#### Task goal:
Show all lines from the data that include the word "similarity".
-- Opening Marker --
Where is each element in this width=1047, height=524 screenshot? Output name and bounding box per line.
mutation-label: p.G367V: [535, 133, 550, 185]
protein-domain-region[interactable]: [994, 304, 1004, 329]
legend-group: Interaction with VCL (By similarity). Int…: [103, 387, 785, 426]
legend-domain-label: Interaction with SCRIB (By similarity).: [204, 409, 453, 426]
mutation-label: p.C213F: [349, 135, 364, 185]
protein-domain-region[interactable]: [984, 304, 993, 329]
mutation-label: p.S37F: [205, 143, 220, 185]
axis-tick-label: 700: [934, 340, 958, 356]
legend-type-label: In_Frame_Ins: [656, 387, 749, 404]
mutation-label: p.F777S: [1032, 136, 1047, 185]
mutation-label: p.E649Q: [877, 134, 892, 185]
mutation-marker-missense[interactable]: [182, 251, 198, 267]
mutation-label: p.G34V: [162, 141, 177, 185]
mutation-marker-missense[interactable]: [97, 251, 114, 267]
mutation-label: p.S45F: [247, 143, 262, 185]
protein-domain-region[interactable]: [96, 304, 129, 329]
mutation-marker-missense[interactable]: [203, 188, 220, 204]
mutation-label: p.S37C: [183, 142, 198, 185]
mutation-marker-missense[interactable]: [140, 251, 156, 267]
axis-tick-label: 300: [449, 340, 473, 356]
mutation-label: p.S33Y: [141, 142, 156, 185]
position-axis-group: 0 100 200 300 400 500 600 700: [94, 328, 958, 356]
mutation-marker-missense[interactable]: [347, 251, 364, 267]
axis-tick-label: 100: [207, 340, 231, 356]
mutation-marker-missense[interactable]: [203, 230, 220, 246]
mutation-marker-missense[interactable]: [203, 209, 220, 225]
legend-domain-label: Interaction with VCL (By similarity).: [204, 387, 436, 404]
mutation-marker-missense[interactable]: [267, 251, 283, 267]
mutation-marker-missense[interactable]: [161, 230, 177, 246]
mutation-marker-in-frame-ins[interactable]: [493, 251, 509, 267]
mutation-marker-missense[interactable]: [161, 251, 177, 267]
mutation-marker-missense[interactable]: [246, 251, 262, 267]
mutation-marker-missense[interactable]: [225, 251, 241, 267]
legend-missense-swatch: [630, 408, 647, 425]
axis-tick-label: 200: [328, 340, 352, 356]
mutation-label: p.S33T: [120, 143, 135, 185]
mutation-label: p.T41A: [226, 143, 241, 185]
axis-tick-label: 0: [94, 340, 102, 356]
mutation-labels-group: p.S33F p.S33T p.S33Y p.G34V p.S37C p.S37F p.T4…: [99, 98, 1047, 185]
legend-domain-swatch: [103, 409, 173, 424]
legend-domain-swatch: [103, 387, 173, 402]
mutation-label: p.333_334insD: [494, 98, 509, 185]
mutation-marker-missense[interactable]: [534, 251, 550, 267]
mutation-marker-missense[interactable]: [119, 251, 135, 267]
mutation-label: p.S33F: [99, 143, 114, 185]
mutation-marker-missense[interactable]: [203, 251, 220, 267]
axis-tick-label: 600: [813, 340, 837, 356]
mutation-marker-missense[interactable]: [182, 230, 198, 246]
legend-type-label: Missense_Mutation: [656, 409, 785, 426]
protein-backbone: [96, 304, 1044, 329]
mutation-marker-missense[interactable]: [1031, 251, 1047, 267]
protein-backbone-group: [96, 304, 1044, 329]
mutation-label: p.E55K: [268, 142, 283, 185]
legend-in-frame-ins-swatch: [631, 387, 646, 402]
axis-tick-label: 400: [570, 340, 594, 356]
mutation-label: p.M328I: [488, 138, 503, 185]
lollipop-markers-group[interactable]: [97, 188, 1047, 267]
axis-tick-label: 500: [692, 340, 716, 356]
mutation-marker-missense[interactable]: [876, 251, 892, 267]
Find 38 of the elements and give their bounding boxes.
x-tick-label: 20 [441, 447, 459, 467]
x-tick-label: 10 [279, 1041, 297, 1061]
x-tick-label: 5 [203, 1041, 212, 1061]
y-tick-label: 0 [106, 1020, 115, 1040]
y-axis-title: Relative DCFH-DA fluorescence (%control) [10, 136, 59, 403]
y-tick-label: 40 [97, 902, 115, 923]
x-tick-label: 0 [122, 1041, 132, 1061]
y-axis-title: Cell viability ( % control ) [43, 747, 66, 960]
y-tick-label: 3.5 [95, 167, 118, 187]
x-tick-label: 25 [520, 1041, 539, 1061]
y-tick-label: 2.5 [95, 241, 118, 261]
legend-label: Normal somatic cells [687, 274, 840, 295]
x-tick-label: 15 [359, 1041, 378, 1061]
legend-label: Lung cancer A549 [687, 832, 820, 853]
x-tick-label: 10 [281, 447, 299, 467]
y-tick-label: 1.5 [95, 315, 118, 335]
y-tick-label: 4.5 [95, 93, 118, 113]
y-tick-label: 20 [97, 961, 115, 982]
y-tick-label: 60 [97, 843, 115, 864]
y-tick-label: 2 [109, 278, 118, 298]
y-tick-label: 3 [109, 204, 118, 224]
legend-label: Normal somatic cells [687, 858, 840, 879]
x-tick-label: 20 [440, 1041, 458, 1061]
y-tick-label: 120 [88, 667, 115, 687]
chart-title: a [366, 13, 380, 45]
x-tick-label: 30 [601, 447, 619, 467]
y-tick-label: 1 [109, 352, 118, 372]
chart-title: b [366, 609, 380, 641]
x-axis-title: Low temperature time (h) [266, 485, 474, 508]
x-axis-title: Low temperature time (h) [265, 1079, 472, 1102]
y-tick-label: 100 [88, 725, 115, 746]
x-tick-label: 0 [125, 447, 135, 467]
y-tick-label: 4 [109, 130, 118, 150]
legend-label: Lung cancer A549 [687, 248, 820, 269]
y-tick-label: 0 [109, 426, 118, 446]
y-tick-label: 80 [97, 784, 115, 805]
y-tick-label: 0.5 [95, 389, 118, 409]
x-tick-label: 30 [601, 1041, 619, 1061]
-- Closing Marker --
#### Task answer:
legend-group: Interaction with VCL (By similarity). Int…: [103, 387, 785, 426]
legend-domain-label: Interaction with SCRIB (By similarity).: [204, 409, 453, 426]
legend-domain-label: Interaction with VCL (By similarity).: [204, 387, 436, 404]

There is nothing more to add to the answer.